Retype all of the entries word for word.

Data items

━━━

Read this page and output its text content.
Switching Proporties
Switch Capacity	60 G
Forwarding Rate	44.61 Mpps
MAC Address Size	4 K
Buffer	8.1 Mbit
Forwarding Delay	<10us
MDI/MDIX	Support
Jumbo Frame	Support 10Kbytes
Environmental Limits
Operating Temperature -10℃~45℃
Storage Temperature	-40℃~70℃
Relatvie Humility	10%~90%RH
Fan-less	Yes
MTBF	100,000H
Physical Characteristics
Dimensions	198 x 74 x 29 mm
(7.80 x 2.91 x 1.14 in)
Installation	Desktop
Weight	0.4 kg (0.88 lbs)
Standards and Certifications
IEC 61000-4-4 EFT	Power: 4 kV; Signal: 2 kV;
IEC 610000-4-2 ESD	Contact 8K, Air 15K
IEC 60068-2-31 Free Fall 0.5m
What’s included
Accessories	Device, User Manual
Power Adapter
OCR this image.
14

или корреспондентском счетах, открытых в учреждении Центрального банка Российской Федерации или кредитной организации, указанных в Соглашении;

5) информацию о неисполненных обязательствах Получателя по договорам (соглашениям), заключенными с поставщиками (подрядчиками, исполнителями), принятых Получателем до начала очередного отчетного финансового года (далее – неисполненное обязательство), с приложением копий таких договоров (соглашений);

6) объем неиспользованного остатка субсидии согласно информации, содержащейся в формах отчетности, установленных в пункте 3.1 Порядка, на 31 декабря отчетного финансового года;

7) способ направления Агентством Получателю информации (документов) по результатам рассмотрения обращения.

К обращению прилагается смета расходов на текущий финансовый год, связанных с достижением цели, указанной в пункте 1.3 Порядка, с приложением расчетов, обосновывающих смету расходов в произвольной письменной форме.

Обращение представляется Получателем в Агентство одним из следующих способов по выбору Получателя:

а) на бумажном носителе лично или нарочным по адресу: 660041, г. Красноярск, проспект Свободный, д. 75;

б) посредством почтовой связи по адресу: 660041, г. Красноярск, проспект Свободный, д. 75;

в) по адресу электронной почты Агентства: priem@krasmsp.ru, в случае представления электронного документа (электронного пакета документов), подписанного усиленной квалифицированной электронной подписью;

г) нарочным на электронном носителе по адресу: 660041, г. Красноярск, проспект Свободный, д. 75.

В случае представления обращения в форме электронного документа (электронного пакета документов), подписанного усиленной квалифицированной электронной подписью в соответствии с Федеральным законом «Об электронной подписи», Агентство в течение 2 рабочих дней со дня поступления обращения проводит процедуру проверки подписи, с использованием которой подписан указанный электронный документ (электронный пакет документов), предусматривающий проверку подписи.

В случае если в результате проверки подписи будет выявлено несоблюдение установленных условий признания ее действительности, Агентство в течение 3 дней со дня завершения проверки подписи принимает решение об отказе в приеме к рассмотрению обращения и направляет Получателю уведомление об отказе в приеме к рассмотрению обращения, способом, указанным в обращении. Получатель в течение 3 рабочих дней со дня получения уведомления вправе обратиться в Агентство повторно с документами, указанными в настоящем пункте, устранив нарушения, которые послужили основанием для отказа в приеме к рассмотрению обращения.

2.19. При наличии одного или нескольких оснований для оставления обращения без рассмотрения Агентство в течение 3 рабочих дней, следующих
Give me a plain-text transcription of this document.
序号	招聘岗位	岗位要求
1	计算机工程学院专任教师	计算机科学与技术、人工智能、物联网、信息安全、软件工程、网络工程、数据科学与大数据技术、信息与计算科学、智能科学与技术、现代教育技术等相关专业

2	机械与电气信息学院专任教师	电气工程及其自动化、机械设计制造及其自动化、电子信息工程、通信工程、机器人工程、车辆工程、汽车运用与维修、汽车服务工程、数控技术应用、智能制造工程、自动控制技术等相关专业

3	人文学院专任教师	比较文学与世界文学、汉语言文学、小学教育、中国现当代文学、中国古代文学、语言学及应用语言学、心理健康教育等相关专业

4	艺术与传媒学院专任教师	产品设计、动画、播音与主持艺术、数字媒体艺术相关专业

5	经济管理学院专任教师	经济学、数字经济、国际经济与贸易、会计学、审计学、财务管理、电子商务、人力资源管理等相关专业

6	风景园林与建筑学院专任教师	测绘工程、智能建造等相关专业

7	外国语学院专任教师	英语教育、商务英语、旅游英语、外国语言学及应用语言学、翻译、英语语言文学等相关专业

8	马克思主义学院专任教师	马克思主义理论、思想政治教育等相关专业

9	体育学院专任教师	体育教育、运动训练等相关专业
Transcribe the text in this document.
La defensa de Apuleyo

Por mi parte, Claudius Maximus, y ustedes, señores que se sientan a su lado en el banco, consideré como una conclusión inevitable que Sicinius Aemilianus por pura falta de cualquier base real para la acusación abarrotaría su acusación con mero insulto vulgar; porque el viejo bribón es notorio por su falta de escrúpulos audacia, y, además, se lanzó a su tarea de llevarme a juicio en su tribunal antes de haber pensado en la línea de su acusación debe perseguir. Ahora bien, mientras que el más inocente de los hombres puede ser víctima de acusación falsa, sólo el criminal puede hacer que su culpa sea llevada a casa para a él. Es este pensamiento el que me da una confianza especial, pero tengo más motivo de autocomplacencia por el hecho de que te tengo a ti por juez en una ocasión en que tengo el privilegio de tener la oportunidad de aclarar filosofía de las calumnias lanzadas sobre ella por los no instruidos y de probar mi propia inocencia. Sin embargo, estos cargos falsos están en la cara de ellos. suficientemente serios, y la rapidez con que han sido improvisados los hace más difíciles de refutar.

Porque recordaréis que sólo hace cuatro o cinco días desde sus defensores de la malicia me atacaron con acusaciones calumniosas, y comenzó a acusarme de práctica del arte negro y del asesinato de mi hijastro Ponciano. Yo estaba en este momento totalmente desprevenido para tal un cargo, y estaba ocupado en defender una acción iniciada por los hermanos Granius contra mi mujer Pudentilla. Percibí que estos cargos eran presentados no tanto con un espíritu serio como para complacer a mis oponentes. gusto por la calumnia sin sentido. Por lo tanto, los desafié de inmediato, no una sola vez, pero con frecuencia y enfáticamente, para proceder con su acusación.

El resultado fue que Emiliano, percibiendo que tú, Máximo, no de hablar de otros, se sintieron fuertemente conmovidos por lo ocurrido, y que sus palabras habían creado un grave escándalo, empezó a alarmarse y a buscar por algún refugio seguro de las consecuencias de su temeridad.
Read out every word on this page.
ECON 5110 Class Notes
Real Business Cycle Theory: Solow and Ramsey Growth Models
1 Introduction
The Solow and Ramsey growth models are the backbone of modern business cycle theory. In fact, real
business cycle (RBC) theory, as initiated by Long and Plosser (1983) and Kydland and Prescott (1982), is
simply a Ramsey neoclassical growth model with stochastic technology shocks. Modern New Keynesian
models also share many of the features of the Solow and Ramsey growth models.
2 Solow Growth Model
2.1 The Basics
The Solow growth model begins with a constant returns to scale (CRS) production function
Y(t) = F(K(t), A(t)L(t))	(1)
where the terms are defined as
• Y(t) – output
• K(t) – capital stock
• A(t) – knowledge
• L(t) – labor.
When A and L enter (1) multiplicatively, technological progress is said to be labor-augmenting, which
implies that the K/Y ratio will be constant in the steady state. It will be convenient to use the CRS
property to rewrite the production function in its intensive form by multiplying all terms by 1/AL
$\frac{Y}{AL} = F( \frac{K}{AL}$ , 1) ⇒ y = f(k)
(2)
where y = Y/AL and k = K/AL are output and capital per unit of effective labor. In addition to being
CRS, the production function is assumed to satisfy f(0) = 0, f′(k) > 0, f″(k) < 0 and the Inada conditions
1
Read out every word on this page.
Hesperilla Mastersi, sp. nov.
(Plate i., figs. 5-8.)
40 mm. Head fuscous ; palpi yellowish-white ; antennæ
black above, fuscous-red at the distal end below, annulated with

━━━

WRITTEN SOLUTION
Read this page and output its text content.
Switching Proporties
Switch Capacity	60 G
Forwarding Rate	44.61 Mpps
MAC Address Size	4 K
Buffer	8.1 Mbit
Forwarding Delay	<10us
MDI/MDIX	Support
Jumbo Frame	Support 10Kbytes
Environmental Limits
Operating Temperature -10℃~45℃
Storage Temperature	-40℃~70℃
Relatvie Humility	10%~90%RH
Fan-less	Yes
MTBF	100,000H
Physical Characteristics
Dimensions	198 x 74 x 29 mm
(7.80 x 2.91 x 1.14 in)
Installation	Desktop
Weight	0.4 kg (0.88 lbs)
Standards and Certifications
IEC 61000-4-4 EFT	Power: 4 kV; Signal: 2 kV;
IEC 610000-4-2 ESD	Contact 8K, Air 15K
IEC 60068-2-31 Free Fall 0.5m
What’s included
Accessories	Device, User Manual
Power Adapter
OCR this image.
14

или корреспондентском счетах, открытых в учреждении Центрального банка Российской Федерации или кредитной организации, указанных в Соглашении;

5) информацию о неисполненных обязательствах Получателя по договорам (соглашениям), заключенными с поставщиками (подрядчиками, исполнителями), принятых Получателем до начала очередного отчетного финансового года (далее – неисполненное обязательство), с приложением копий таких договоров (соглашений);

6) объем неиспользованного остатка субсидии согласно информации, содержащейся в формах отчетности, установленных в пункте 3.1 Порядка, на 31 декабря отчетного финансового года;

7) способ направления Агентством Получателю информации (документов) по результатам рассмотрения обращения.

К обращению прилагается смета расходов на текущий финансовый год, связанных с достижением цели, указанной в пункте 1.3 Порядка, с приложением расчетов, обосновывающих смету расходов в произвольной письменной форме.

Обращение представляется Получателем в Агентство одним из следующих способов по выбору Получателя:

а) на бумажном носителе лично или нарочным по адресу: 660041, г. Красноярск, проспект Свободный, д. 75;

б) посредством почтовой связи по адресу: 660041, г. Красноярск, проспект Свободный, д. 75;

в) по адресу электронной почты Агентства: priem@krasmsp.ru, в случае представления электронного документа (электронного пакета документов), подписанного усиленной квалифицированной электронной подписью;

г) нарочным на электронном носителе по адресу: 660041, г. Красноярск, проспект Свободный, д. 75.

В случае представления обращения в форме электронного документа (электронного пакета документов), подписанного усиленной квалифицированной электронной подписью в соответствии с Федеральным законом «Об электронной подписи», Агентство в течение 2 рабочих дней со дня поступления обращения проводит процедуру проверки подписи, с использованием которой подписан указанный электронный документ (электронный пакет документов), предусматривающий проверку подписи.

В случае если в результате проверки подписи будет выявлено несоблюдение установленных условий признания ее действительности, Агентство в течение 3 дней со дня завершения проверки подписи принимает решение об отказе в приеме к рассмотрению обращения и направляет Получателю уведомление об отказе в приеме к рассмотрению обращения, способом, указанным в обращении. Получатель в течение 3 рабочих дней со дня получения уведомления вправе обратиться в Агентство повторно с документами, указанными в настоящем пункте, устранив нарушения, которые послужили основанием для отказа в приеме к рассмотрению обращения.

2.19. При наличии одного или нескольких оснований для оставления обращения без рассмотрения Агентство в течение 3 рабочих дней, следующих
Give me a plain-text transcription of this document.
序号	招聘岗位	岗位要求
1	计算机工程学院专任教师	计算机科学与技术、人工智能、物联网、信息安全、软件工程、网络工程、数据科学与大数据技术、信息与计算科学、智能科学与技术、现代教育技术等相关专业

2	机械与电气信息学院专任教师	电气工程及其自动化、机械设计制造及其自动化、电子信息工程、通信工程、机器人工程、车辆工程、汽车运用与维修、汽车服务工程、数控技术应用、智能制造工程、自动控制技术等相关专业

3	人文学院专任教师	比较文学与世界文学、汉语言文学、小学教育、中国现当代文学、中国古代文学、语言学及应用语言学、心理健康教育等相关专业

4	艺术与传媒学院专任教师	产品设计、动画、播音与主持艺术、数字媒体艺术相关专业

5	经济管理学院专任教师	经济学、数字经济、国际经济与贸易、会计学、审计学、财务管理、电子商务、人力资源管理等相关专业

6	风景园林与建筑学院专任教师	测绘工程、智能建造等相关专业

7	外国语学院专任教师	英语教育、商务英语、旅游英语、外国语言学及应用语言学、翻译、英语语言文学等相关专业

8	马克思主义学院专任教师	马克思主义理论、思想政治教育等相关专业

9	体育学院专任教师	体育教育、运动训练等相关专业
Transcribe the text in this document.
La defensa de Apuleyo

Por mi parte, Claudius Maximus, y ustedes, señores que se sientan a su lado en el banco, consideré como una conclusión inevitable que Sicinius Aemilianus por pura falta de cualquier base real para la acusación abarrotaría su acusación con mero insulto vulgar; porque el viejo bribón es notorio por su falta de escrúpulos audacia, y, además, se lanzó a su tarea de llevarme a juicio en su tribunal antes de haber pensado en la línea de su acusación debe perseguir. Ahora bien, mientras que el más inocente de los hombres puede ser víctima de acusación falsa, sólo el criminal puede hacer que su culpa sea llevada a casa para a él. Es este pensamiento el que me da una confianza especial, pero tengo más motivo de autocomplacencia por el hecho de que te tengo a ti por juez en una ocasión en que tengo el privilegio de tener la oportunidad de aclarar filosofía de las calumnias lanzadas sobre ella por los no instruidos y de probar mi propia inocencia. Sin embargo, estos cargos falsos están en la cara de ellos. suficientemente serios, y la rapidez con que han sido improvisados los hace más difíciles de refutar.

Porque recordaréis que sólo hace cuatro o cinco días desde sus defensores de la malicia me atacaron con acusaciones calumniosas, y comenzó a acusarme de práctica del arte negro y del asesinato de mi hijastro Ponciano. Yo estaba en este momento totalmente desprevenido para tal un cargo, y estaba ocupado en defender una acción iniciada por los hermanos Granius contra mi mujer Pudentilla. Percibí que estos cargos eran presentados no tanto con un espíritu serio como para complacer a mis oponentes. gusto por la calumnia sin sentido. Por lo tanto, los desafié de inmediato, no una sola vez, pero con frecuencia y enfáticamente, para proceder con su acusación.

El resultado fue que Emiliano, percibiendo que tú, Máximo, no de hablar de otros, se sintieron fuertemente conmovidos por lo ocurrido, y que sus palabras habían creado un grave escándalo, empezó a alarmarse y a buscar por algún refugio seguro de las consecuencias de su temeridad.
Read out every word on this page.
ECON 5110 Class Notes
Real Business Cycle Theory: Solow and Ramsey Growth Models
1 Introduction
The Solow and Ramsey growth models are the backbone of modern business cycle theory. In fact, real
business cycle (RBC) theory, as initiated by Long and Plosser (1983) and Kydland and Prescott (1982), is
simply a Ramsey neoclassical growth model with stochastic technology shocks. Modern New Keynesian
models also share many of the features of the Solow and Ramsey growth models.
2 Solow Growth Model
2.1 The Basics
The Solow growth model begins with a constant returns to scale (CRS) production function
Y(t) = F(K(t), A(t)L(t))	(1)
where the terms are defined as
• Y(t) – output
• K(t) – capital stock
• A(t) – knowledge
• L(t) – labor.
When A and L enter (1) multiplicatively, technological progress is said to be labor-augmenting, which
implies that the K/Y ratio will be constant in the steady state. It will be convenient to use the CRS
property to rewrite the production function in its intensive form by multiplying all terms by 1/AL
$\frac{Y}{AL} = F( \frac{K}{AL}$ , 1) ⇒ y = f(k)
(2)
where y = Y/AL and k = K/AL are output and capital per unit of effective labor. In addition to being
CRS, the production function is assumed to satisfy f(0) = 0, f′(k) > 0, f″(k) < 0 and the Inada conditions
1
Read out every word on this page.
Hesperilla Mastersi, sp. nov.
(Plate i., figs. 5-8.)
40 mm. Head fuscous ; palpi yellowish-white ; antennæ
black above, fuscous-red at the distal end below, annulated with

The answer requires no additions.